Given exercise:
Check every line below for the word "dispositivo" and copy the ones that have it.

--- Records for the task ---

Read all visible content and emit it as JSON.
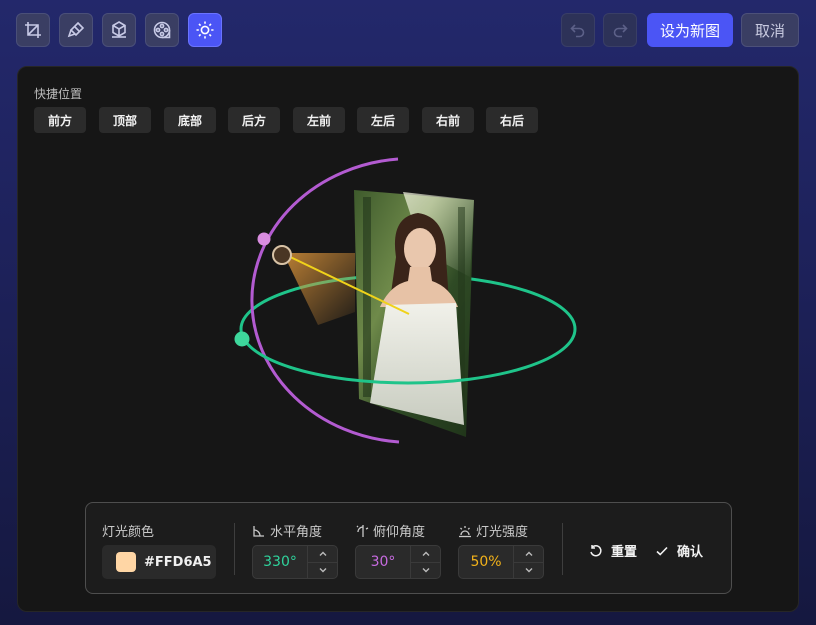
{
  "toolbar": {
    "tools": [
      {
        "name": "crop-icon",
        "active": false
      },
      {
        "name": "brush-icon",
        "active": false
      },
      {
        "name": "cube-icon",
        "active": false
      },
      {
        "name": "film-reel-icon",
        "active": false
      },
      {
        "name": "sun-icon",
        "active": true
      }
    ],
    "undo_icon": "undo-icon",
    "redo_icon": "redo-icon",
    "primary_label": "设为新图",
    "cancel_label": "取消"
  },
  "quick_positions": {
    "title": "快捷位置",
    "items": [
      "前方",
      "顶部",
      "底部",
      "后方",
      "左前",
      "左后",
      "右前",
      "右后"
    ]
  },
  "light": {
    "color_label": "灯光颜色",
    "color_hex": "#FFD6A5",
    "horizontal_label": "水平角度",
    "horizontal_value": "330°",
    "pitch_label": "俯仰角度",
    "pitch_value": "30°",
    "intensity_label": "灯光强度",
    "intensity_value": "50%",
    "reset_label": "重置",
    "confirm_label": "确认"
  },
  "colors": {
    "accent": "#4B55F5",
    "horizontal_ring": "#1FC48A",
    "vertical_ring": "#B35BD1",
    "light_beam": "#F0D21A",
    "horizontal_value": "#2FD39C",
    "pitch_value": "#C76BE0",
    "intensity_value": "#F2B21A"
  }
}
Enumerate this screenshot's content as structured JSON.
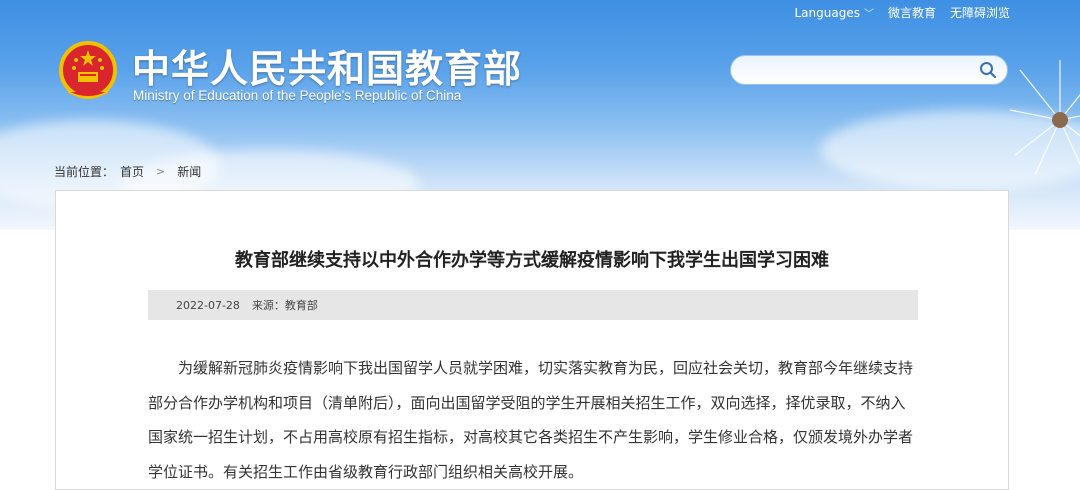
{
  "header": {
    "top_links": {
      "languages": "Languages",
      "weibo": "微言教育",
      "accessible": "无障碍浏览"
    },
    "site_title_cn": "中华人民共和国教育部",
    "site_title_en": "Ministry of Education of the People's Republic of China",
    "search": {
      "placeholder": "",
      "value": ""
    }
  },
  "breadcrumb": {
    "prefix": "当前位置：",
    "home": "首页",
    "current": "新闻"
  },
  "article": {
    "title": "教育部继续支持以中外合作办学等方式缓解疫情影响下我学生出国学习困难",
    "date": "2022-07-28",
    "source": "来源：教育部",
    "body": "为缓解新冠肺炎疫情影响下我出国留学人员就学困难，切实落实教育为民，回应社会关切，教育部今年继续支持部分合作办学机构和项目（清单附后），面向出国留学受阻的学生开展相关招生工作，双向选择，择优录取，不纳入国家统一招生计划，不占用高校原有招生指标，对高校其它各类招生不产生影响，学生修业合格，仅颁发境外办学者学位证书。有关招生工作由省级教育行政部门组织相关高校开展。"
  }
}
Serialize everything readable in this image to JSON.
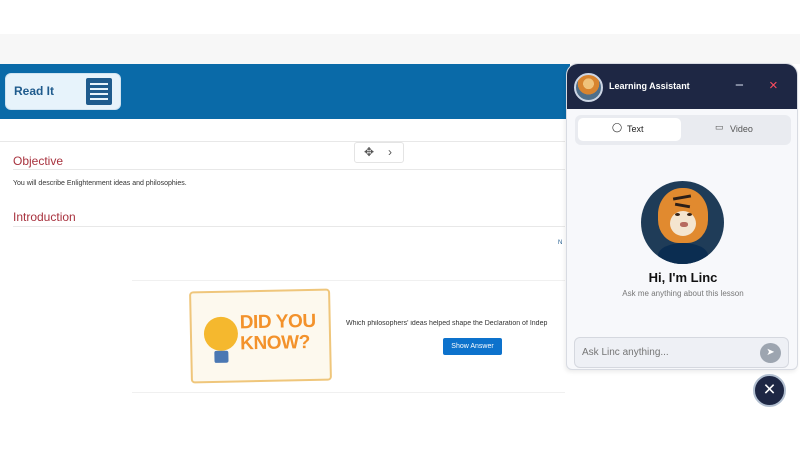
{
  "lesson": {
    "read_it_label": "Read It",
    "objective_title": "Objective",
    "objective_text": "You will describe Enlightenment ideas and philosophies.",
    "introduction_title": "Introduction",
    "truncated_link": "N",
    "did_you_know": "DID YOU KNOW?",
    "question": "Which philosophers' ideas helped shape the Declaration of Indep",
    "show_answer": "Show Answer",
    "toolbar_move_icon": "✥",
    "toolbar_next_icon": "›"
  },
  "assistant": {
    "title": "Learning Assistant",
    "minimize_icon": "−",
    "close_icon": "×",
    "tabs": [
      {
        "label": "Text",
        "icon": "chat-icon",
        "glyph": "◯",
        "active": true
      },
      {
        "label": "Video",
        "icon": "video-icon",
        "glyph": "▭",
        "active": false
      }
    ],
    "greeting": "Hi, I'm Linc",
    "subgreeting": "Ask me anything about this lesson",
    "input_placeholder": "Ask Linc anything...",
    "send_icon": "➤",
    "floating_close_icon": "×"
  },
  "colors": {
    "header_blue": "#0a6aa8",
    "section_red": "#a8323e",
    "assistant_navy": "#1e2744",
    "button_blue": "#0d72cc"
  }
}
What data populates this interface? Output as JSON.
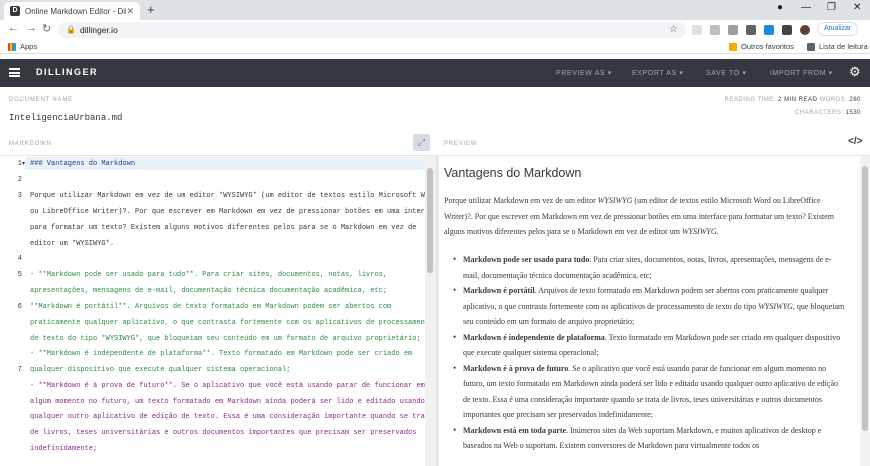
{
  "browser": {
    "tab_title": "Online Markdown Editor - Dillinger",
    "favicon_letter": "D",
    "url": "dillinger.io",
    "update_label": "Atualizar",
    "bookmarks": {
      "apps": "Apps",
      "others": "Outros favoritos",
      "reading_list": "Lista de leitura"
    }
  },
  "app": {
    "brand": "DILLINGER",
    "menu": {
      "preview_as": "PREVIEW AS",
      "export_as": "EXPORT AS",
      "save_to": "SAVE TO",
      "import_from": "IMPORT FROM"
    }
  },
  "document": {
    "label": "DOCUMENT NAME",
    "name": "InteligenciaUrbana.md",
    "reading_time_label": "READING TIME:",
    "reading_time_value": "2 MIN READ",
    "words_label": "WORDS:",
    "words_value": "280",
    "characters_label": "CHARACTERS:",
    "characters_value": "1530"
  },
  "editor": {
    "label": "MARKDOWN",
    "line_numbers": [
      "1",
      "2",
      "3",
      "4",
      "5",
      "6",
      "7"
    ],
    "lines": [
      "### Vantagens do Markdown",
      "",
      "Porque utilizar Markdown em vez de um editor *WYSIWYG* (um editor de textos estilo Microsoft Word",
      "ou LibreOffice Writer)?. Por que escrever em Markdown em vez de pressionar botões em uma interface",
      "para formatar um texto? Existem alguns motivos diferentes pelos para se o Markdown em vez de",
      "editor um *WYSIWYG*.",
      "",
      "- **Markdown pode ser usado para tudo**. Para criar sites, documentos, notas, livros,",
      "apresentações, mensagens de e-mail, documentação técnica documentação acadêmica, etc;",
      "  **Markdown é portátil**. Arquivos de texto formatado em Markdown podem ser abertos com",
      "praticamente qualquer aplicativo, o que contrasta fortemente com os aplicativos de processamento",
      "de texto do tipo *WYSIWYG*, que bloqueiam seu conteúdo em um formato de arquivo proprietário;",
      "- **Markdown é independente de plataforma**. Texto formatado em Markdown pode ser criado em",
      "qualquer dispositivo que execute qualquer sistema operacional;",
      "- **Markdown é à prova de futuro**. Se o aplicativo que você está usando parar de funcionar em",
      "algum momento no futuro, um texto formatado em Markdown ainda poderá ser lido e editado usando",
      "qualquer outro aplicativo de edição de texto. Essa é uma consideração importante quando se trata",
      "de livros, teses universitárias e outros documentos importantes que precisam ser preservados",
      "indefinidamente;"
    ]
  },
  "preview": {
    "label": "PREVIEW",
    "title": "Vantagens do Markdown",
    "para": {
      "a": "Porque utilizar Markdown em vez de um editor ",
      "b": "WYSIWYG",
      "c": " (um editor de textos estilo Microsoft Word ou LibreOffice Writer)?. Por que escrever em Markdown em vez de pressionar botões em uma interface para formatar um texto? Existem alguns motivos diferentes pelos para se o Markdown em vez de editor um ",
      "d": "WYSIWYG",
      "e": "."
    },
    "items": [
      {
        "strong": "Markdown pode ser usado para tudo",
        "text": ". Para criar sites, documentos, notas, livros, apresentações, mensagens de e-mail, documentação técnica documentação acadêmica, etc;"
      },
      {
        "strong": "Markdown é portátil",
        "text": ". Arquivos de texto formatado em Markdown podem ser abertos com praticamente qualquer aplicativo, o que contrasta fortemente com os aplicativos de processamento de texto do tipo ",
        "em": "WYSIWYG",
        "tail": ", que bloqueiam seu conteúdo em um formato de arquivo proprietário;"
      },
      {
        "strong": "Markdown é independente de plataforma",
        "text": ". Texto formatado em Markdown pode ser criado em qualquer dispositivo que execute qualquer sistema operacional;"
      },
      {
        "strong": "Markdown é à prova de futuro",
        "text": ". Se o aplicativo que você está usando parar de funcionar em algum momento no futuro, um texto formatado em Markdown ainda poderá ser lido e editado usando qualquer outro aplicativo de edição de texto. Essa é uma consideração importante quando se trata de livros, teses universitárias e outros documentos importantes que precisam ser preservados indefinidamente;"
      },
      {
        "strong": "Markdown está em toda parte",
        "text": ". Inúmeros sites da Web suportam Markdown, e muitos aplicativos de desktop e baseados na Web o suportam. Existem conversores de Markdown para virtualmente todos os"
      }
    ]
  },
  "colors": {
    "header_bg": "#35383f",
    "heading_blue": "#2b3a8f",
    "list_green": "#2e8b4a",
    "list_magenta": "#8f2a8a"
  }
}
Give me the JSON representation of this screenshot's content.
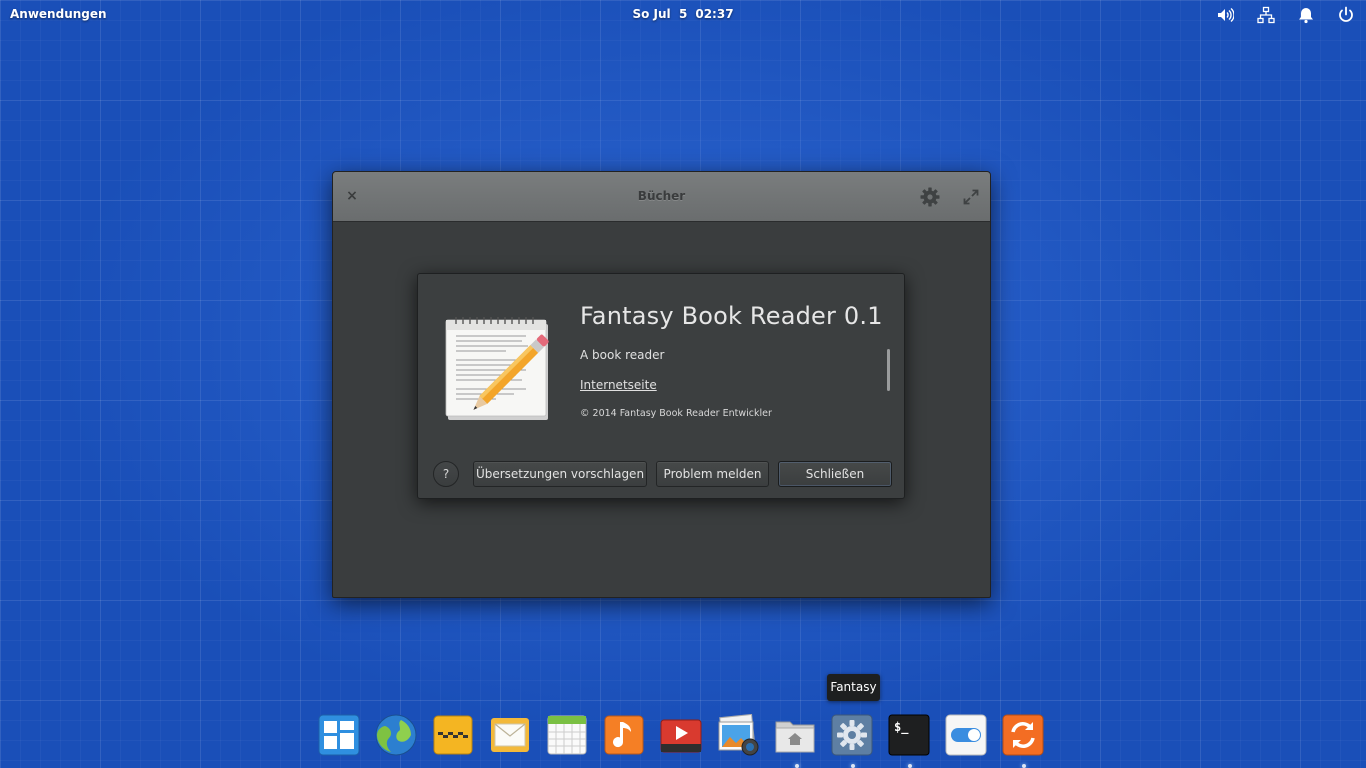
{
  "panel": {
    "applications_label": "Anwendungen",
    "date": "So Jul  5",
    "time": "02:37",
    "indicators": [
      "volume-icon",
      "network-icon",
      "notifications-icon",
      "power-icon"
    ]
  },
  "window": {
    "title": "Bücher",
    "close_glyph": "×"
  },
  "about": {
    "name": "Fantasy Book Reader 0.1",
    "description": "A book reader",
    "website_label": "Internetseite",
    "copyright": "© 2014 Fantasy Book Reader Entwickler",
    "help_glyph": "?",
    "translate_button": "Übersetzungen vorschlagen",
    "report_button": "Problem melden",
    "close_button": "Schließen"
  },
  "dock": {
    "tooltip": "Fantasy",
    "items": [
      "multitasking-view-icon",
      "web-browser-icon",
      "taxi-icon",
      "mail-icon",
      "calendar-icon",
      "music-icon",
      "videos-icon",
      "photos-icon",
      "files-icon",
      "settings-icon",
      "terminal-icon",
      "switchboard-icon",
      "updates-icon"
    ]
  },
  "colors": {
    "desktop": "#1a4fb8",
    "window_body": "#3a3d3e",
    "titlebar": "#6f7273",
    "dialog": "#3c3f40"
  }
}
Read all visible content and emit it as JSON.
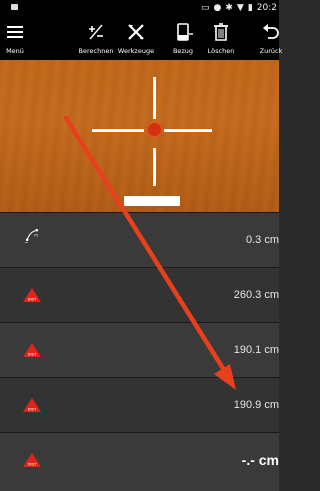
{
  "status_bar": {
    "time": "20:2"
  },
  "toolbar": {
    "items": [
      {
        "label": "Menü",
        "icon": "menu-icon"
      },
      {
        "label": "Berechnen",
        "icon": "calculate-icon"
      },
      {
        "label": "Werkzeuge",
        "icon": "tools-icon"
      },
      {
        "label": "Bezug",
        "icon": "reference-icon"
      },
      {
        "label": "Löschen",
        "icon": "trash-icon"
      },
      {
        "label": "Zurück",
        "icon": "undo-icon"
      }
    ]
  },
  "measurements": [
    {
      "icon": "p1-p2-icon",
      "icon_label": "P2",
      "icon_label2": "P1",
      "value": "0.3 cm"
    },
    {
      "icon": "dist-icon",
      "icon_label": "DIST",
      "value": "260.3 cm"
    },
    {
      "icon": "dist-icon",
      "icon_label": "DIST",
      "value": "190.1 cm"
    },
    {
      "icon": "dist-icon",
      "icon_label": "DIST",
      "value": "190.9 cm"
    },
    {
      "icon": "dist-icon",
      "icon_label": "DIST",
      "value": "-.- cm"
    }
  ],
  "colors": {
    "accent_red": "#e2231a",
    "annotation_arrow": "#e8401c",
    "background": "#2a2a2a"
  }
}
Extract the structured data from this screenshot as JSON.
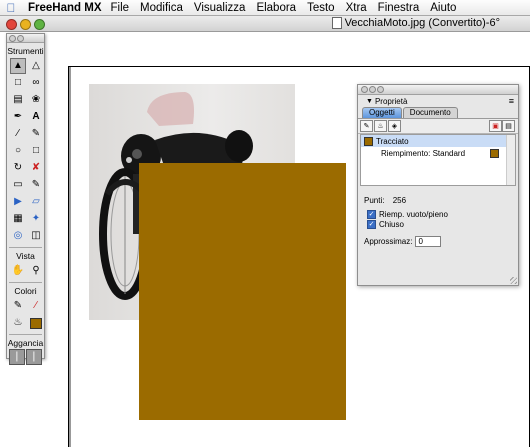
{
  "menubar": {
    "app_name": "FreeHand MX",
    "menus": [
      "File",
      "Modifica",
      "Visualizza",
      "Elabora",
      "Testo",
      "Xtra",
      "Finestra",
      "Aiuto"
    ]
  },
  "document": {
    "title": "VecchiaMoto.jpg (Convertito)-6°"
  },
  "tools": {
    "title": "Strumenti",
    "view_label": "Vista",
    "colors_label": "Colori",
    "snap_label": "Aggancia"
  },
  "properties": {
    "title": "Proprietà",
    "tabs": [
      "Oggetti",
      "Documento"
    ],
    "list": [
      {
        "label": "Tracciato",
        "selected": true
      },
      {
        "label": "Riempimento: Standard",
        "selected": false
      }
    ],
    "points_label": "Punti:",
    "points_value": "256",
    "check_fill": "Riemp. vuoto/pieno",
    "check_closed": "Chiuso",
    "approx_label": "Approssimaz:",
    "approx_value": "0"
  },
  "colors": {
    "fill": "#9b6b00",
    "selection": "#c9dcf6",
    "accent": "#3b6fc6"
  },
  "icons": [
    "apple-icon",
    "selection-arrow-icon",
    "subselect-arrow-icon",
    "lasso-icon",
    "text-icon",
    "pen-icon",
    "pencil-icon",
    "rectangle-icon",
    "ellipse-icon",
    "polygon-icon",
    "hand-icon",
    "zoom-icon",
    "eyedropper-icon",
    "paint-bucket-icon"
  ]
}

---

Output of the exercise:
      "qualquer dispositivo que execute qualquer sistema operacional;",
        "text": ". Texto formatado em Markdown pode ser criado em qualquer dispositivo que execute qualquer sistema operacional;"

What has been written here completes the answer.